►

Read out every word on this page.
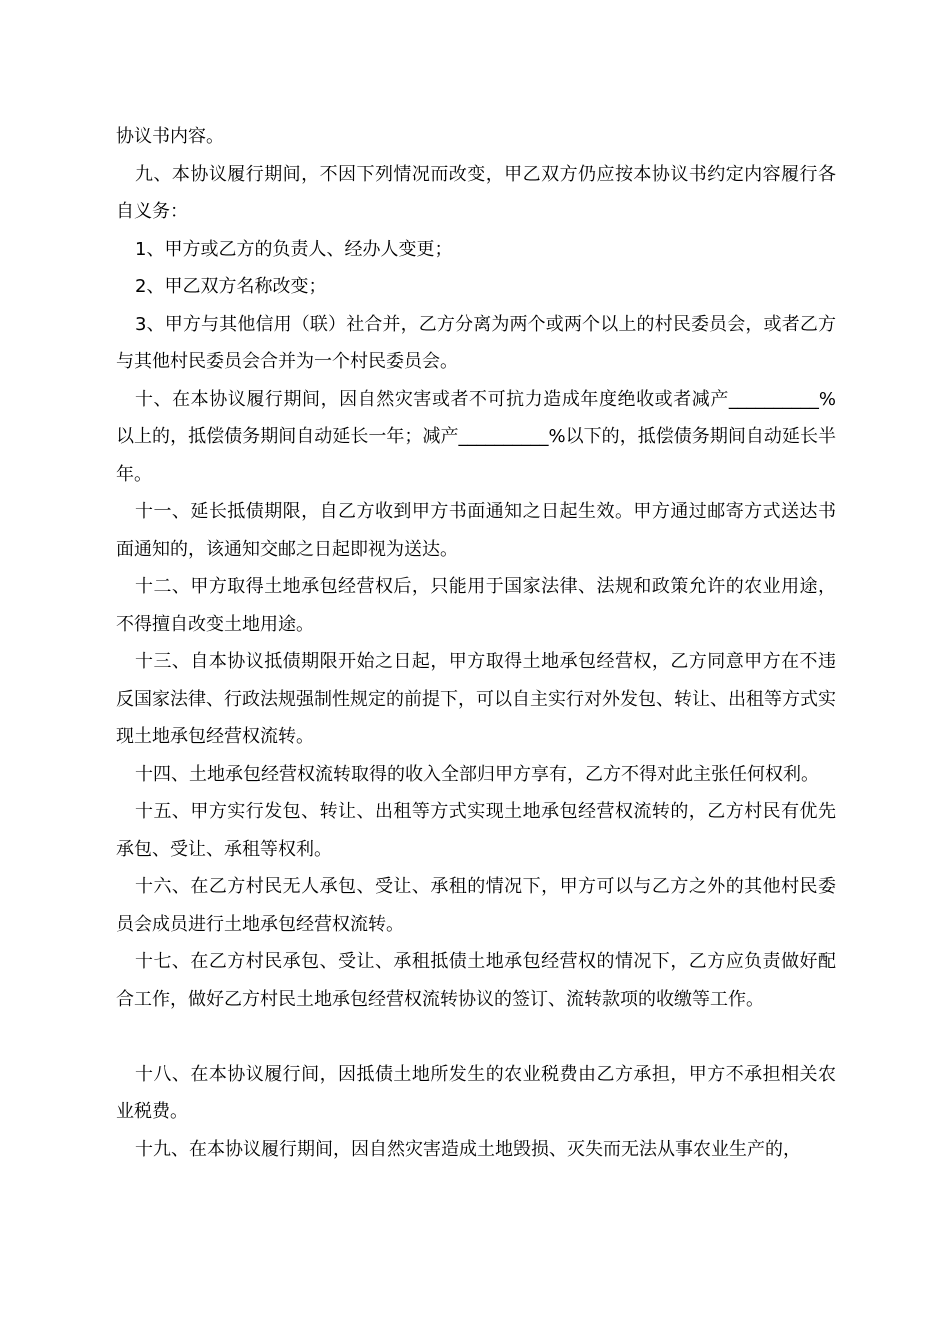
协议书内容。

九、本协议履行期间，不因下列情况而改变，甲乙双方仍应按本协议书约定内容履行各自义务：

1、甲方或乙方的负责人、经办人变更；

2、甲乙双方名称改变；

3、甲方与其他信用（联）社合并，乙方分离为两个或两个以上的村民委员会，或者乙方与其他村民委员会合并为一个村民委员会。

十、在本协议履行期间，因自然灾害或者不可抗力造成年度绝收或者减产__________%以上的，抵偿债务期间自动延长一年；减产__________%以下的，抵偿债务期间自动延长半年。

十一、延长抵债期限，自乙方收到甲方书面通知之日起生效。甲方通过邮寄方式送达书面通知的，该通知交邮之日起即视为送达。

十二、甲方取得土地承包经营权后，只能用于国家法律、法规和政策允许的农业用途，不得擅自改变土地用途。

十三、自本协议抵债期限开始之日起，甲方取得土地承包经营权，乙方同意甲方在不违反国家法律、行政法规强制性规定的前提下，可以自主实行对外发包、转让、出租等方式实现土地承包经营权流转。

十四、土地承包经营权流转取得的收入全部归甲方享有，乙方不得对此主张任何权利。

十五、甲方实行发包、转让、出租等方式实现土地承包经营权流转的，乙方村民有优先承包、受让、承租等权利。

十六、在乙方村民无人承包、受让、承租的情况下，甲方可以与乙方之外的其他村民委员会成员进行土地承包经营权流转。

十七、在乙方村民承包、受让、承租抵债土地承包经营权的情况下，乙方应负责做好配合工作，做好乙方村民土地承包经营权流转协议的签订、流转款项的收缴等工作。

十八、在本协议履行间，因抵债土地所发生的农业税费由乙方承担，甲方不承担相关农业税费。

十九、在本协议履行期间，因自然灾害造成土地毁损、灭失而无法从事农业生产的，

◄

**Task details**:
Return every line of the preceding records in which the word "在本协议履行期间" appears.

**Finished task**:
十、在本协议履行期间，因自然灾害或者不可抗力造成年度绝收或者减产__________%以上的，抵偿债务期间自动延长一年；减产__________%以下的，抵偿债务期间自动延长半年。
十九、在本协议履行期间，因自然灾害造成土地毁损、灭失而无法从事农业生产的，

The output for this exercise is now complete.